# WHAT IS REQUIRED
Please pull every line from the records below word for word, and leave the pictures out of your answer.
# start of PROVIDED DATA
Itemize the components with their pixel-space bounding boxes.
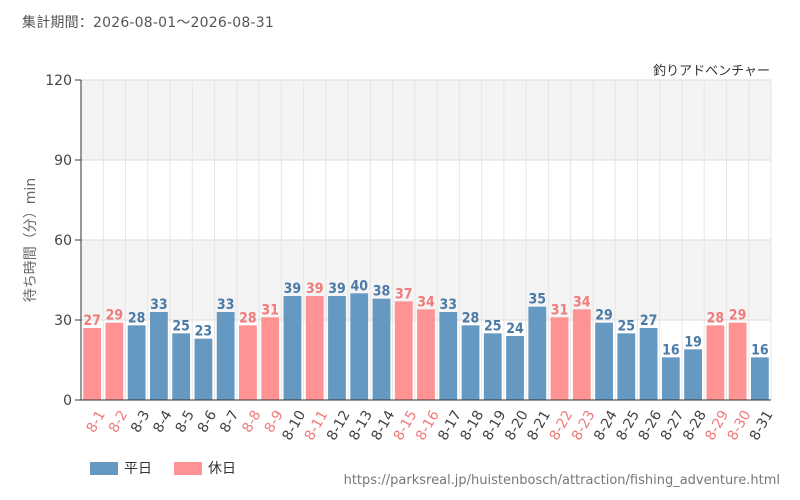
bar-8-24: [595, 322, 613, 400]
x-tick-label-8-8: 8-8: [239, 408, 264, 436]
bar-8-10: [283, 296, 302, 400]
data-label-8-17: 33: [439, 297, 457, 313]
bar-8-12: [328, 296, 346, 400]
y-tick-label-120: 120: [45, 73, 72, 89]
period-label: 集計期間：2026-08-01～2026-08-31: [22, 15, 274, 31]
x-tick-label-8-6: 8-6: [195, 408, 220, 436]
data-label-8-13: 40: [350, 278, 368, 294]
bar-8-15: [394, 301, 413, 400]
data-label-8-22: 31: [551, 302, 569, 318]
data-label-8-23: 34: [573, 294, 591, 310]
legend-item-weekday: 平日: [90, 458, 152, 478]
data-label-8-30: 29: [729, 308, 747, 324]
data-label-8-20: 24: [506, 321, 524, 337]
bar-8-20: [506, 336, 524, 400]
bar-8-22: [550, 317, 569, 400]
y-tick-label-90: 90: [54, 153, 72, 169]
y-tick-label-0: 0: [63, 393, 72, 409]
bar-8-9: [261, 317, 280, 400]
data-label-8-12: 39: [328, 281, 346, 297]
legend-swatch-weekday: [90, 461, 118, 475]
bar-8-11: [305, 296, 324, 400]
bar-8-17: [439, 312, 458, 400]
data-label-8-3: 28: [128, 310, 146, 326]
bar-8-4: [150, 312, 168, 400]
data-label-8-18: 28: [462, 310, 480, 326]
y-tick-label-30: 30: [54, 313, 72, 329]
legend-label-holiday: 休日: [208, 461, 236, 477]
x-tick-label-8-1: 8-1: [84, 408, 109, 436]
plot-band: [81, 240, 771, 320]
bar-8-19: [483, 333, 502, 400]
bar-8-21: [528, 306, 547, 400]
data-label-8-4: 33: [150, 297, 168, 313]
bar-8-23: [572, 309, 591, 400]
bar-8-1: [83, 328, 102, 400]
data-label-8-6: 23: [195, 324, 213, 340]
bar-8-30: [728, 322, 747, 400]
bar-8-18: [461, 325, 480, 400]
bar-8-13: [350, 293, 369, 400]
bar-8-14: [372, 298, 391, 400]
data-label-8-9: 31: [261, 302, 279, 318]
bar-8-8: [239, 325, 257, 400]
bar-8-2: [105, 322, 124, 400]
y-tick-label-60: 60: [54, 233, 72, 249]
data-label-8-14: 38: [373, 284, 391, 300]
data-label-8-31: 16: [751, 342, 769, 358]
x-tick-label-8-4: 8-4: [150, 408, 175, 436]
legend: 平日 休日: [90, 458, 236, 478]
x-tick-label-8-3: 8-3: [128, 408, 153, 436]
data-label-8-5: 25: [172, 318, 190, 334]
bar-8-25: [617, 333, 636, 400]
legend-label-weekday: 平日: [124, 461, 152, 477]
bar-8-3: [127, 325, 146, 400]
data-label-8-8: 28: [239, 310, 257, 326]
bar-8-26: [639, 328, 658, 400]
data-label-8-2: 29: [106, 308, 124, 324]
bar-8-6: [194, 338, 213, 400]
y-axis-label: 待ち時間（分）min: [23, 178, 39, 302]
legend-swatch-holiday: [174, 461, 202, 475]
data-label-8-27: 16: [662, 342, 680, 358]
bar-8-31: [750, 357, 769, 400]
bar-8-7: [216, 312, 235, 400]
source-url[interactable]: https://parksreal.jp/huistenbosch/attrac…: [343, 473, 780, 488]
plot-band: [81, 160, 771, 240]
data-label-8-7: 33: [217, 297, 235, 313]
bar-8-16: [417, 309, 435, 400]
bar-8-29: [706, 325, 725, 400]
data-label-8-29: 28: [707, 310, 725, 326]
data-label-8-16: 34: [417, 294, 435, 310]
data-label-8-26: 27: [640, 313, 658, 329]
plot-band: [81, 80, 771, 160]
data-label-8-19: 25: [484, 318, 502, 334]
data-label-8-24: 29: [595, 308, 613, 324]
data-label-8-28: 19: [684, 334, 702, 350]
bar-8-27: [661, 357, 680, 400]
chart-title: 釣りアドベンチャー: [653, 63, 770, 79]
legend-item-holiday: 休日: [174, 458, 236, 478]
data-label-8-25: 25: [618, 318, 636, 334]
x-tick-label-8-7: 8-7: [217, 408, 242, 436]
data-label-8-10: 39: [284, 281, 302, 297]
data-label-8-1: 27: [83, 313, 101, 329]
x-tick-label-8-31: 8-31: [747, 408, 777, 444]
x-tick-label-8-5: 8-5: [173, 408, 198, 436]
data-label-8-11: 39: [306, 281, 324, 297]
data-label-8-21: 35: [529, 292, 547, 308]
data-label-8-15: 37: [395, 286, 413, 302]
bar-8-5: [172, 333, 191, 400]
x-tick-label-8-2: 8-2: [106, 408, 131, 436]
bars: [83, 293, 769, 400]
bar-8-28: [684, 349, 702, 400]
# end of PROVIDED DATA
# TASK RESULT
Itemize the components with their pixel-space bounding boxes.
bar-8-24: [595, 322, 613, 400]
x-tick-label-8-8: 8-8: [239, 408, 264, 436]
bar-8-10: [283, 296, 302, 400]
data-label-8-17: 33: [439, 297, 457, 313]
bar-8-12: [328, 296, 346, 400]
y-tick-label-120: 120: [45, 73, 72, 89]
period-label: 集計期間：2026-08-01～2026-08-31: [22, 15, 274, 31]
x-tick-label-8-6: 8-6: [195, 408, 220, 436]
data-label-8-13: 40: [350, 278, 368, 294]
bar-8-15: [394, 301, 413, 400]
data-label-8-22: 31: [551, 302, 569, 318]
data-label-8-23: 34: [573, 294, 591, 310]
legend-item-weekday: 平日: [90, 458, 152, 478]
data-label-8-30: 29: [729, 308, 747, 324]
data-label-8-20: 24: [506, 321, 524, 337]
bar-8-20: [506, 336, 524, 400]
bar-8-22: [550, 317, 569, 400]
y-tick-label-90: 90: [54, 153, 72, 169]
y-tick-label-0: 0: [63, 393, 72, 409]
bar-8-9: [261, 317, 280, 400]
data-label-8-12: 39: [328, 281, 346, 297]
legend-swatch-weekday: [90, 461, 118, 475]
bar-8-11: [305, 296, 324, 400]
bar-8-17: [439, 312, 458, 400]
data-label-8-3: 28: [128, 310, 146, 326]
bar-8-4: [150, 312, 168, 400]
data-label-8-18: 28: [462, 310, 480, 326]
y-tick-label-30: 30: [54, 313, 72, 329]
legend-label-holiday: 休日: [208, 461, 236, 477]
x-tick-label-8-1: 8-1: [84, 408, 109, 436]
plot-band: [81, 240, 771, 320]
bar-8-19: [483, 333, 502, 400]
bar-8-21: [528, 306, 547, 400]
data-label-8-4: 33: [150, 297, 168, 313]
bar-8-23: [572, 309, 591, 400]
bar-8-1: [83, 328, 102, 400]
data-label-8-6: 23: [195, 324, 213, 340]
bar-8-30: [728, 322, 747, 400]
bar-8-18: [461, 325, 480, 400]
bar-8-13: [350, 293, 369, 400]
bar-8-14: [372, 298, 391, 400]
data-label-8-9: 31: [261, 302, 279, 318]
bar-8-8: [239, 325, 257, 400]
bar-8-2: [105, 322, 124, 400]
y-tick-label-60: 60: [54, 233, 72, 249]
data-label-8-14: 38: [373, 284, 391, 300]
data-label-8-31: 16: [751, 342, 769, 358]
x-tick-label-8-4: 8-4: [150, 408, 175, 436]
legend: 平日 休日: [90, 458, 236, 478]
x-tick-label-8-3: 8-3: [128, 408, 153, 436]
data-label-8-5: 25: [172, 318, 190, 334]
bar-8-25: [617, 333, 636, 400]
legend-label-weekday: 平日: [124, 461, 152, 477]
bar-8-3: [127, 325, 146, 400]
data-label-8-8: 28: [239, 310, 257, 326]
bar-8-26: [639, 328, 658, 400]
data-label-8-2: 29: [106, 308, 124, 324]
bar-8-6: [194, 338, 213, 400]
y-axis-label: 待ち時間（分）min: [23, 178, 39, 302]
legend-swatch-holiday: [174, 461, 202, 475]
data-label-8-27: 16: [662, 342, 680, 358]
bar-8-31: [750, 357, 769, 400]
bar-8-7: [216, 312, 235, 400]
source-url[interactable]: https://parksreal.jp/huistenbosch/attrac…: [343, 473, 780, 488]
plot-band: [81, 160, 771, 240]
data-label-8-7: 33: [217, 297, 235, 313]
bar-8-16: [417, 309, 435, 400]
bar-8-29: [706, 325, 725, 400]
data-label-8-29: 28: [707, 310, 725, 326]
data-label-8-16: 34: [417, 294, 435, 310]
data-label-8-26: 27: [640, 313, 658, 329]
plot-band: [81, 80, 771, 160]
data-label-8-19: 25: [484, 318, 502, 334]
data-label-8-24: 29: [595, 308, 613, 324]
data-label-8-28: 19: [684, 334, 702, 350]
bar-8-27: [661, 357, 680, 400]
chart-title: 釣りアドベンチャー: [653, 63, 770, 79]
legend-item-holiday: 休日: [174, 458, 236, 478]
data-label-8-25: 25: [618, 318, 636, 334]
x-tick-label-8-7: 8-7: [217, 408, 242, 436]
data-label-8-10: 39: [284, 281, 302, 297]
data-label-8-1: 27: [83, 313, 101, 329]
x-tick-label-8-31: 8-31: [747, 408, 777, 444]
x-tick-label-8-5: 8-5: [173, 408, 198, 436]
data-label-8-11: 39: [306, 281, 324, 297]
data-label-8-21: 35: [529, 292, 547, 308]
data-label-8-15: 37: [395, 286, 413, 302]
bar-8-5: [172, 333, 191, 400]
x-tick-label-8-2: 8-2: [106, 408, 131, 436]
bars: [83, 293, 769, 400]
bar-8-28: [684, 349, 702, 400]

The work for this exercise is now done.